§ Directions
Transcribe all the entries word for word, but omit the images.

Dataset records:
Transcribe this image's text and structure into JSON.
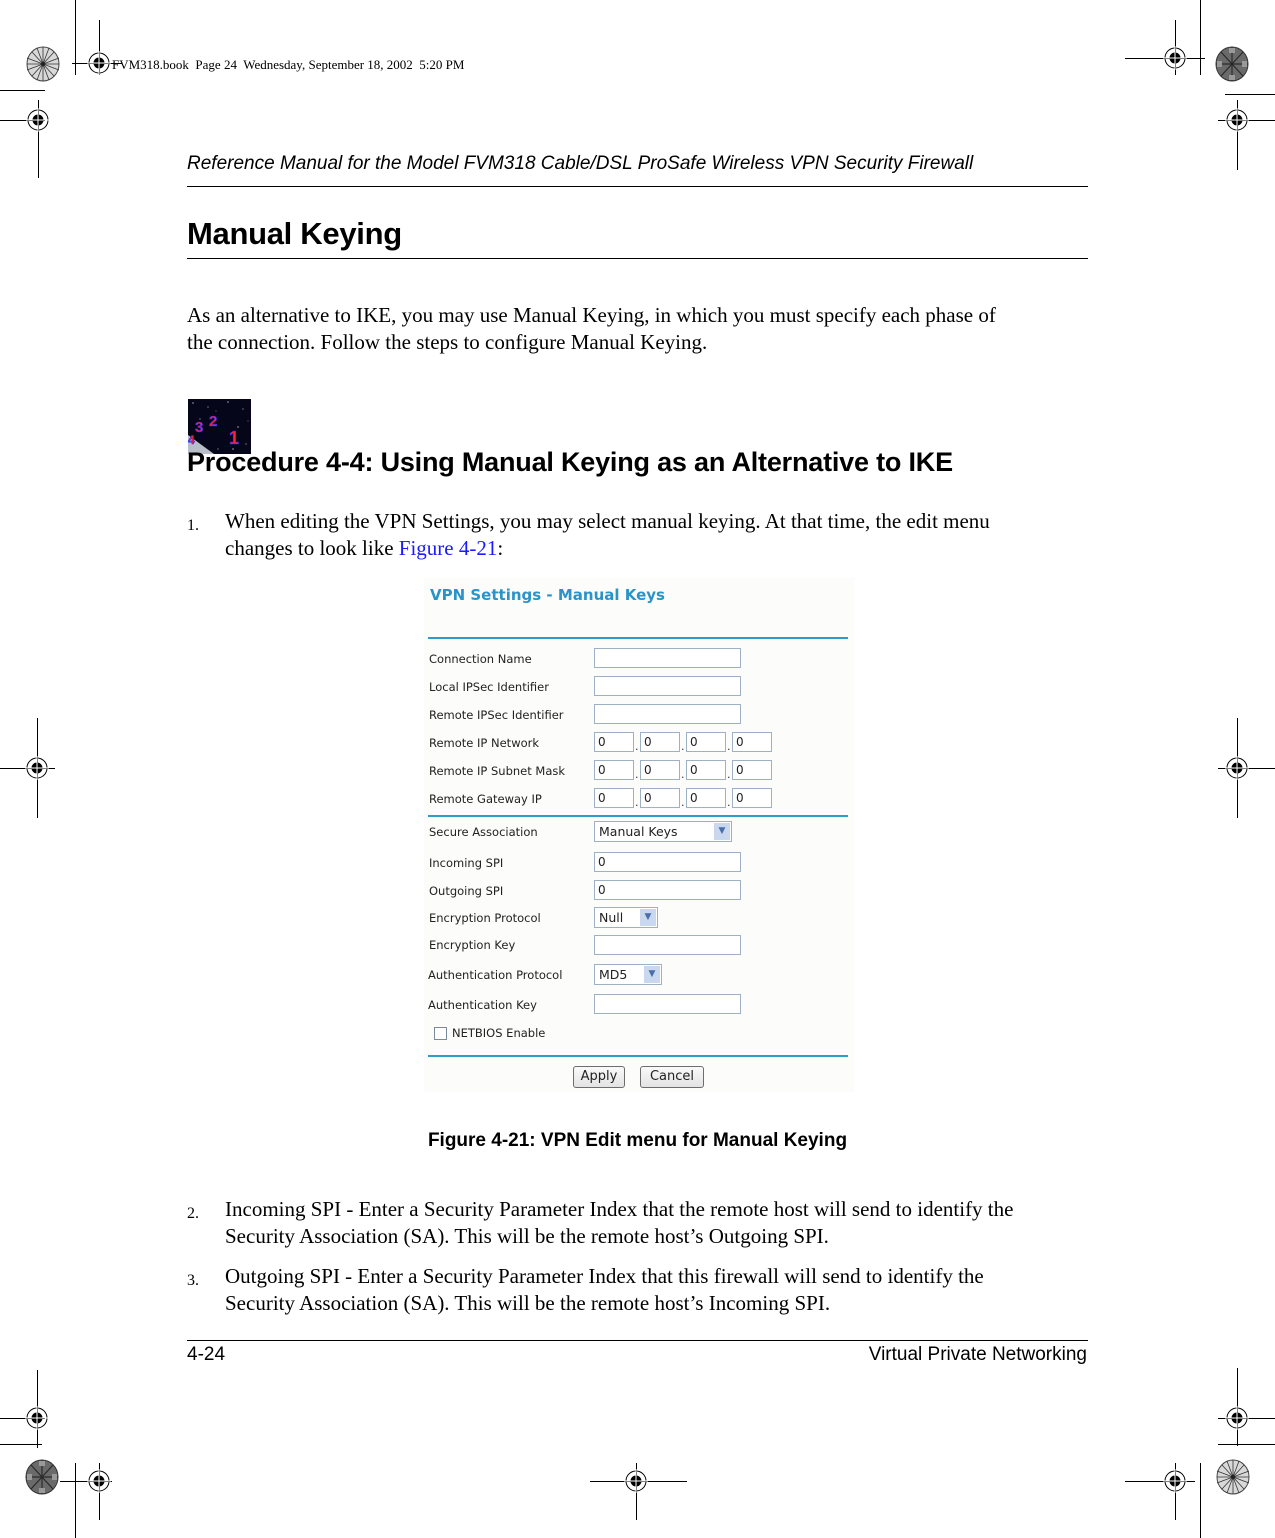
{
  "print_info": "FVM318.book  Page 24  Wednesday, September 18, 2002  5:20 PM",
  "running_head": "Reference Manual for the Model FVM318 Cable/DSL ProSafe Wireless VPN Security Firewall",
  "section_title": "Manual Keying",
  "intro_paragraph": {
    "line1": "As an alternative to IKE, you may use Manual Keying, in which you must specify each phase of",
    "line2": "the connection. Follow the steps to configure Manual Keying."
  },
  "procedure": {
    "icon": "procedure-countdown-icon",
    "title": "Procedure 4-4:  Using Manual Keying as an Alternative to IKE"
  },
  "steps": [
    {
      "number": "1.",
      "line1": "When editing the VPN Settings, you may select manual keying. At that time, the edit menu",
      "line2_prefix": "changes to look like ",
      "link": "Figure 4-21",
      "line2_suffix": ":"
    },
    {
      "number": "2.",
      "line1": "Incoming SPI - Enter a Security Parameter Index that the remote host will send to identify the",
      "line2": "Security Association (SA). This will be the remote host’s Outgoing SPI."
    },
    {
      "number": "3.",
      "line1": "Outgoing SPI - Enter a Security Parameter Index that this firewall will send to identify the",
      "line2": "Security Association (SA). This will be the remote host’s Incoming SPI."
    }
  ],
  "figure": {
    "title": "VPN Settings - Manual Keys",
    "accent_color": "#2d9ccc",
    "fields": {
      "connection_name": {
        "label": "Connection Name",
        "value": ""
      },
      "local_ipsec_id": {
        "label": "Local IPSec Identifier",
        "value": ""
      },
      "remote_ipsec_id": {
        "label": "Remote IPSec Identifier",
        "value": ""
      },
      "remote_ip_network": {
        "label": "Remote IP Network",
        "octets": [
          "0",
          "0",
          "0",
          "0"
        ]
      },
      "remote_ip_subnet_mask": {
        "label": "Remote IP Subnet Mask",
        "octets": [
          "0",
          "0",
          "0",
          "0"
        ]
      },
      "remote_gateway_ip": {
        "label": "Remote Gateway IP",
        "octets": [
          "0",
          "0",
          "0",
          "0"
        ]
      },
      "secure_association": {
        "label": "Secure Association",
        "selected": "Manual Keys"
      },
      "incoming_spi": {
        "label": "Incoming SPI",
        "value": "0"
      },
      "outgoing_spi": {
        "label": "Outgoing SPI",
        "value": "0"
      },
      "encryption_protocol": {
        "label": "Encryption Protocol",
        "selected": "Null"
      },
      "encryption_key": {
        "label": "Encryption Key",
        "value": ""
      },
      "authentication_protocol": {
        "label": "Authentication Protocol",
        "selected": "MD5"
      },
      "authentication_key": {
        "label": "Authentication Key",
        "value": ""
      },
      "netbios_enable": {
        "label": "NETBIOS Enable",
        "checked": false
      }
    },
    "buttons": {
      "apply": "Apply",
      "cancel": "Cancel"
    },
    "dot": "."
  },
  "figure_caption": "Figure 4-21:  VPN Edit menu for Manual Keying",
  "footer": {
    "page_number": "4-24",
    "chapter": "Virtual Private Networking"
  }
}
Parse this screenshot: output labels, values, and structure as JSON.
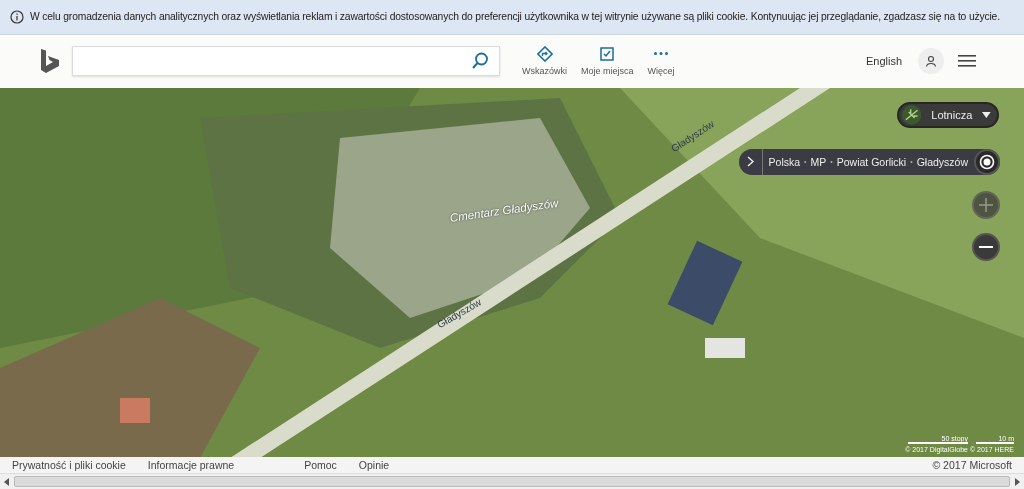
{
  "cookie_banner": {
    "text": "W celu gromadzenia danych analitycznych oraz wyświetlania reklam i zawartości dostosowanych do preferencji użytkownika w tej witrynie używane są pliki cookie. Kontynuując jej przeglądanie, zgadzasz się na to użycie."
  },
  "header": {
    "nav_items": [
      {
        "label": "Wskazówki",
        "kind": "directions"
      },
      {
        "label": "Moje miejsca",
        "kind": "places"
      },
      {
        "label": "Więcej",
        "kind": "more"
      }
    ],
    "language": "English"
  },
  "map": {
    "labels": [
      {
        "text": "Cmentarz Gładyszów",
        "kind": "place"
      },
      {
        "text": "Gładyszów",
        "kind": "road"
      },
      {
        "text": "Gładyszów",
        "kind": "road"
      }
    ],
    "style_selector": {
      "label": "Lotnicza"
    },
    "breadcrumb": {
      "separator": "•",
      "items": [
        "Polska",
        "MP",
        "Powiat Gorlicki",
        "Gładyszów"
      ]
    },
    "scale": [
      "50 stopy",
      "10 m"
    ],
    "attribution": "© 2017 DigitalGlobe © 2017 HERE"
  },
  "footer": {
    "links": [
      "Prywatność i pliki cookie",
      "Informacje prawne",
      "Pomoc",
      "Opinie"
    ],
    "copyright": "© 2017 Microsoft"
  }
}
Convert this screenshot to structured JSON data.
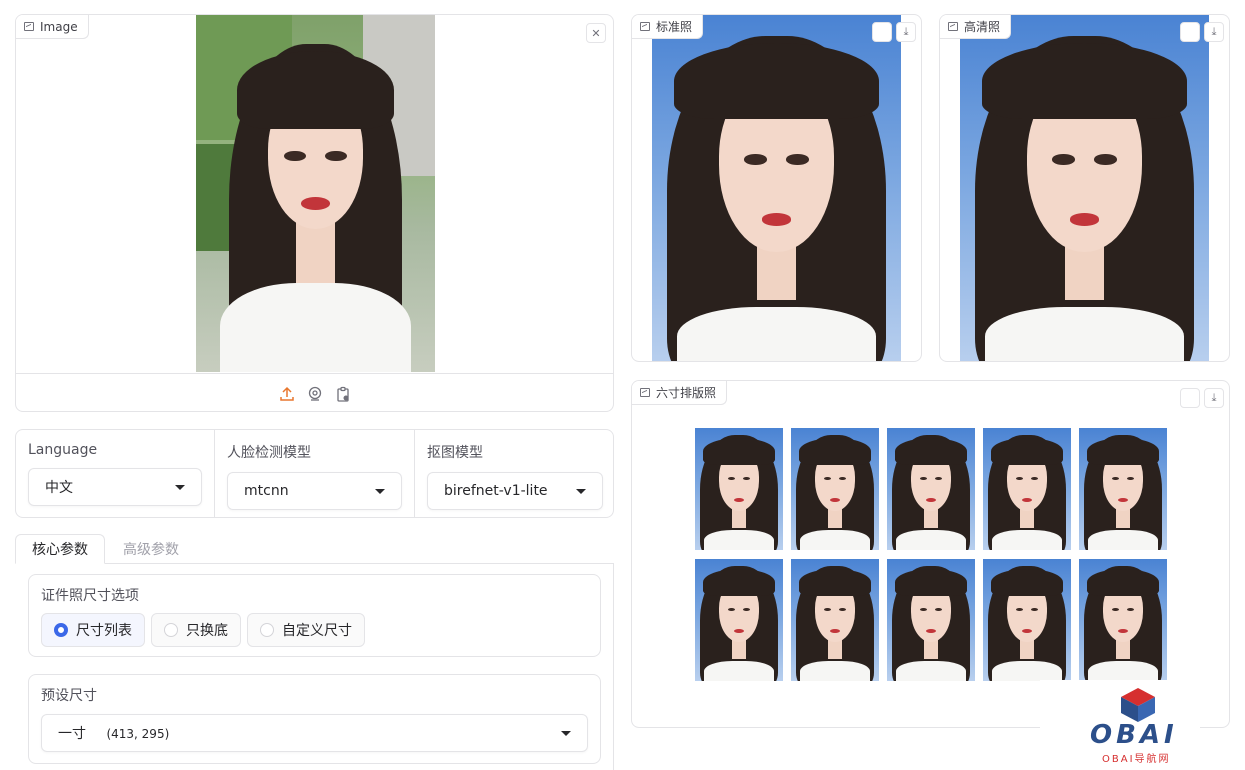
{
  "input_image": {
    "label": "Image",
    "close_icon": "close-icon",
    "toolbar_icons": [
      "upload-icon",
      "webcam-icon",
      "clipboard-icon"
    ]
  },
  "outputs": {
    "standard": {
      "label": "标准照"
    },
    "hd": {
      "label": "高清照"
    },
    "layout": {
      "label": "六寸排版照"
    }
  },
  "settings": {
    "language": {
      "label": "Language",
      "value": "中文"
    },
    "face_model": {
      "label": "人脸检测模型",
      "value": "mtcnn"
    },
    "matting_model": {
      "label": "抠图模型",
      "value": "birefnet-v1-lite"
    }
  },
  "tabs": [
    {
      "label": "核心参数",
      "active": true
    },
    {
      "label": "高级参数",
      "active": false
    }
  ],
  "size_options": {
    "label": "证件照尺寸选项",
    "options": [
      {
        "label": "尺寸列表",
        "selected": true
      },
      {
        "label": "只换底",
        "selected": false
      },
      {
        "label": "自定义尺寸",
        "selected": false
      }
    ]
  },
  "preset_size": {
    "label": "预设尺寸",
    "value": "一寸",
    "dims": "(413, 295)"
  },
  "watermark": {
    "brand": "OBAI",
    "sub": "OBAI导航网"
  },
  "colors": {
    "accent": "#3b68e8",
    "upload_icon": "#e8772e",
    "id_background": "#5b8fd9"
  }
}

§ Response
Transcribe this image's text and structure into JSON.
{
  "print_info": "FVM318.book  Page 24  Wednesday, September 18, 2002  5:20 PM",
  "running_head": "Reference Manual for the Model FVM318 Cable/DSL ProSafe Wireless VPN Security Firewall",
  "section_title": "Manual Keying",
  "intro_paragraph": {
    "line1": "As an alternative to IKE, you may use Manual Keying, in which you must specify each phase of",
    "line2": "the connection. Follow the steps to configure Manual Keying."
  },
  "procedure": {
    "icon": "procedure-countdown-icon",
    "title": "Procedure 4-4:  Using Manual Keying as an Alternative to IKE"
  },
  "steps": [
    {
      "number": "1.",
      "line1": "When editing the VPN Settings, you may select manual keying. At that time, the edit menu",
      "line2_prefix": "changes to look like ",
      "link": "Figure 4-21",
      "line2_suffix": ":"
    },
    {
      "number": "2.",
      "line1": "Incoming SPI - Enter a Security Parameter Index that the remote host will send to identify the",
      "line2": "Security Association (SA). This will be the remote host’s Outgoing SPI."
    },
    {
      "number": "3.",
      "line1": "Outgoing SPI - Enter a Security Parameter Index that this firewall will send to identify the",
      "line2": "Security Association (SA). This will be the remote host’s Incoming SPI."
    }
  ],
  "figure": {
    "title": "VPN Settings - Manual Keys",
    "accent_color": "#2d9ccc",
    "fields": {
      "connection_name": {
        "label": "Connection Name",
        "value": ""
      },
      "local_ipsec_id": {
        "label": "Local IPSec Identifier",
        "value": ""
      },
      "remote_ipsec_id": {
        "label": "Remote IPSec Identifier",
        "value": ""
      },
      "remote_ip_network": {
        "label": "Remote IP Network",
        "octets": [
          "0",
          "0",
          "0",
          "0"
        ]
      },
      "remote_ip_subnet_mask": {
        "label": "Remote IP Subnet Mask",
        "octets": [
          "0",
          "0",
          "0",
          "0"
        ]
      },
      "remote_gateway_ip": {
        "label": "Remote Gateway IP",
        "octets": [
          "0",
          "0",
          "0",
          "0"
        ]
      },
      "secure_association": {
        "label": "Secure Association",
        "selected": "Manual Keys"
      },
      "incoming_spi": {
        "label": "Incoming SPI",
        "value": "0"
      },
      "outgoing_spi": {
        "label": "Outgoing SPI",
        "value": "0"
      },
      "encryption_protocol": {
        "label": "Encryption Protocol",
        "selected": "Null"
      },
      "encryption_key": {
        "label": "Encryption Key",
        "value": ""
      },
      "authentication_protocol": {
        "label": "Authentication Protocol",
        "selected": "MD5"
      },
      "authentication_key": {
        "label": "Authentication Key",
        "value": ""
      },
      "netbios_enable": {
        "label": "NETBIOS Enable",
        "checked": false
      }
    },
    "buttons": {
      "apply": "Apply",
      "cancel": "Cancel"
    },
    "dot": "."
  },
  "figure_caption": "Figure 4-21:  VPN Edit menu for Manual Keying",
  "footer": {
    "page_number": "4-24",
    "chapter": "Virtual Private Networking"
  }
}
Parse this screenshot: output labels, values, and structure as JSON.
{
  "cookie_banner": {
    "text": "W celu gromadzenia danych analitycznych oraz wyświetlania reklam i zawartości dostosowanych do preferencji użytkownika w tej witrynie używane są pliki cookie. Kontynuując jej przeglądanie, zgadzasz się na to użycie."
  },
  "header": {
    "nav_items": [
      {
        "label": "Wskazówki",
        "kind": "directions"
      },
      {
        "label": "Moje miejsca",
        "kind": "places"
      },
      {
        "label": "Więcej",
        "kind": "more"
      }
    ],
    "language": "English"
  },
  "map": {
    "labels": [
      {
        "text": "Cmentarz Gładyszów",
        "kind": "place"
      },
      {
        "text": "Gładyszów",
        "kind": "road"
      },
      {
        "text": "Gładyszów",
        "kind": "road"
      }
    ],
    "style_selector": {
      "label": "Lotnicza"
    },
    "breadcrumb": {
      "separator": "•",
      "items": [
        "Polska",
        "MP",
        "Powiat Gorlicki",
        "Gładyszów"
      ]
    },
    "scale": [
      "50 stopy",
      "10 m"
    ],
    "attribution": "© 2017 DigitalGlobe © 2017 HERE"
  },
  "footer": {
    "links": [
      "Prywatność i pliki cookie",
      "Informacje prawne",
      "Pomoc",
      "Opinie"
    ],
    "copyright": "© 2017 Microsoft"
  }
}
Convert this screenshot to structured JSON data.
{
  "input_image": {
    "label": "Image",
    "close_icon": "close-icon",
    "toolbar_icons": [
      "upload-icon",
      "webcam-icon",
      "clipboard-icon"
    ]
  },
  "outputs": {
    "standard": {
      "label": "标准照"
    },
    "hd": {
      "label": "高清照"
    },
    "layout": {
      "label": "六寸排版照"
    }
  },
  "settings": {
    "language": {
      "label": "Language",
      "value": "中文"
    },
    "face_model": {
      "label": "人脸检测模型",
      "value": "mtcnn"
    },
    "matting_model": {
      "label": "抠图模型",
      "value": "birefnet-v1-lite"
    }
  },
  "tabs": [
    {
      "label": "核心参数",
      "active": true
    },
    {
      "label": "高级参数",
      "active": false
    }
  ],
  "size_options": {
    "label": "证件照尺寸选项",
    "options": [
      {
        "label": "尺寸列表",
        "selected": true
      },
      {
        "label": "只换底",
        "selected": false
      },
      {
        "label": "自定义尺寸",
        "selected": false
      }
    ]
  },
  "preset_size": {
    "label": "预设尺寸",
    "value": "一寸",
    "dims": "(413, 295)"
  },
  "watermark": {
    "brand": "OBAI",
    "sub": "OBAI导航网"
  },
  "colors": {
    "accent": "#3b68e8",
    "upload_icon": "#e8772e",
    "id_background": "#5b8fd9"
  }
}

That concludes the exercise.